--- Listed entries ---
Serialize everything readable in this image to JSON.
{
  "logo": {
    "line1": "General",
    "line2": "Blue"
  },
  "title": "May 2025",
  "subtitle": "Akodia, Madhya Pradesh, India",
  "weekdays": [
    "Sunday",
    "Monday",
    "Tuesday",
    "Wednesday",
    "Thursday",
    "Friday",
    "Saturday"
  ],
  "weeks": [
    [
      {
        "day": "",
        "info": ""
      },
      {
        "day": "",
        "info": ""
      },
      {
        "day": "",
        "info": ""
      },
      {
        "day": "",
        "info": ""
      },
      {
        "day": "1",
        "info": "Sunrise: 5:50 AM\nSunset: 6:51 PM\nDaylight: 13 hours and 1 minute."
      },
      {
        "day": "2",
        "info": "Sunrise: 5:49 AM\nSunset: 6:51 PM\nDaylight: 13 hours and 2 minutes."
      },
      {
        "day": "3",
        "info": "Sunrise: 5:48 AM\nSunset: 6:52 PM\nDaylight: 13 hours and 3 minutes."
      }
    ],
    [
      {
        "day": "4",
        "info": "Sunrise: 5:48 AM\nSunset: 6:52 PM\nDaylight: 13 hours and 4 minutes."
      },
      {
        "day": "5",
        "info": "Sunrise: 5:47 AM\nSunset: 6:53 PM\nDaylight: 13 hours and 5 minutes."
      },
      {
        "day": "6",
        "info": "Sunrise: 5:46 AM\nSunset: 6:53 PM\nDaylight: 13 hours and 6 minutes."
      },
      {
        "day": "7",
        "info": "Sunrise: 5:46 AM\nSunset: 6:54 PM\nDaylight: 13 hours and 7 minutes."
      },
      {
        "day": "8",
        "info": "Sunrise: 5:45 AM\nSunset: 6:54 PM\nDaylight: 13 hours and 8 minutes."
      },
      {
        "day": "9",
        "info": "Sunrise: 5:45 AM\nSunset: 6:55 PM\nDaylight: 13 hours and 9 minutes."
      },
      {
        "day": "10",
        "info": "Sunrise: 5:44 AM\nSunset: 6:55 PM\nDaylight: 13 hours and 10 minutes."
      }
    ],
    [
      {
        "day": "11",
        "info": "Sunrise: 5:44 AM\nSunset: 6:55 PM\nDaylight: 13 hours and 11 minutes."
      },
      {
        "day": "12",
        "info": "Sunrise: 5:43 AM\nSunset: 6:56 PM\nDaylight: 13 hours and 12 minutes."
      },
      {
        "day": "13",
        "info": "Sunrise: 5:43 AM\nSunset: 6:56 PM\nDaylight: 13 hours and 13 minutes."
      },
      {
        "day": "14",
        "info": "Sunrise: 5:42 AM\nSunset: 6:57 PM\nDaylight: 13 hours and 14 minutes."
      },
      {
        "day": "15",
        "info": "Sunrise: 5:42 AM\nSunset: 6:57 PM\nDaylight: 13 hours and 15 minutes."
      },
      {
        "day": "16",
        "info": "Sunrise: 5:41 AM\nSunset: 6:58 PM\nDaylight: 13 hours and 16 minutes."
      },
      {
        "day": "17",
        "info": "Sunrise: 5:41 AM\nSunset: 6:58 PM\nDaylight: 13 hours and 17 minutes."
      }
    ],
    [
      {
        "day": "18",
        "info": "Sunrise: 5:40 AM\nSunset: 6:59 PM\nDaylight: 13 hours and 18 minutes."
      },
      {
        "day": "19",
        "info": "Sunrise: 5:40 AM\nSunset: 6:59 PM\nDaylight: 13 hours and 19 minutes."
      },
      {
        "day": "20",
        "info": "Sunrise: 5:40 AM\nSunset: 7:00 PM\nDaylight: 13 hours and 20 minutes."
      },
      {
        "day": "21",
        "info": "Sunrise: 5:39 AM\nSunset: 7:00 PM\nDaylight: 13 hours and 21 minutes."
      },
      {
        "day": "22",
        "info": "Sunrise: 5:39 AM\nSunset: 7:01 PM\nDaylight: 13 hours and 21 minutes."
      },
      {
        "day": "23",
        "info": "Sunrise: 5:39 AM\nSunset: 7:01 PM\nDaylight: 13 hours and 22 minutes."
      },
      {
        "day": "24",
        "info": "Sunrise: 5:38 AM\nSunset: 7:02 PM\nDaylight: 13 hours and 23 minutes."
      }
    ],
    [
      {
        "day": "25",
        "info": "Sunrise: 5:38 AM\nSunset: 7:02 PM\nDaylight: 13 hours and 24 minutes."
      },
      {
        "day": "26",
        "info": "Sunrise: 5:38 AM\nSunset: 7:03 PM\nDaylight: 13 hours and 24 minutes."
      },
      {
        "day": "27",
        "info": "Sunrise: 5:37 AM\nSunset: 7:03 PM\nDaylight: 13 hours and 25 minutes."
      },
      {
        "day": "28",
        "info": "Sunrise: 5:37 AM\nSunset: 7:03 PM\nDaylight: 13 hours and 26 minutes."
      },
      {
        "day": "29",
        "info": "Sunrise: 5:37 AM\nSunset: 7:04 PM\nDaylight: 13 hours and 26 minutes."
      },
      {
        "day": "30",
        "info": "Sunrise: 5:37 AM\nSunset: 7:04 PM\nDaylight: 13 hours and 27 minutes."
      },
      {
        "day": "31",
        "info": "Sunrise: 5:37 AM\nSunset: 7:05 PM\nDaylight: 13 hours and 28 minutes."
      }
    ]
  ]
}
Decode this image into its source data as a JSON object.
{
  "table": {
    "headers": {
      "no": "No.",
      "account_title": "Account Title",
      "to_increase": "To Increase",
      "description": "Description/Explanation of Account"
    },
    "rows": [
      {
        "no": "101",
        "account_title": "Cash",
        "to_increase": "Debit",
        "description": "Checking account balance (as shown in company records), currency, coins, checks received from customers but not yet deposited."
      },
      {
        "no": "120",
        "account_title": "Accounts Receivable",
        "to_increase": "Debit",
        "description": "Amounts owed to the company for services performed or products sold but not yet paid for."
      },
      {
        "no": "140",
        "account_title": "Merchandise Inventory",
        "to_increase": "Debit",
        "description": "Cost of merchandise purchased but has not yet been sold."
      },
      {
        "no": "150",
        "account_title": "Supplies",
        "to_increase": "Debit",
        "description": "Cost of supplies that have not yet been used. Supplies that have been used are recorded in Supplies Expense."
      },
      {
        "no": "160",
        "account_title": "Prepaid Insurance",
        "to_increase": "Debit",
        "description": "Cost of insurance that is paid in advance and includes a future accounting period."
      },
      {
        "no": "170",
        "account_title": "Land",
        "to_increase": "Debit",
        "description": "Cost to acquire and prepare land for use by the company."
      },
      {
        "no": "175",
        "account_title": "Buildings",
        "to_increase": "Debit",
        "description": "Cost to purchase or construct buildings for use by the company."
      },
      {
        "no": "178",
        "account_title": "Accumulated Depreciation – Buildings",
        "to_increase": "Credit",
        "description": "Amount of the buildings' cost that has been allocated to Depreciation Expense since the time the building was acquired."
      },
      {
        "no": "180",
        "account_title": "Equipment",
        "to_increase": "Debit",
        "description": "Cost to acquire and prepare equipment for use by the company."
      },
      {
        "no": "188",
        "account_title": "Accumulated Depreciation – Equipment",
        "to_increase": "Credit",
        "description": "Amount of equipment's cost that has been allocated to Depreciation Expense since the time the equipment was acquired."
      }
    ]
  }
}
---
Exercise details:
Count the lines in the entries above that include the string "image", then give only that figure.

Right answer:
2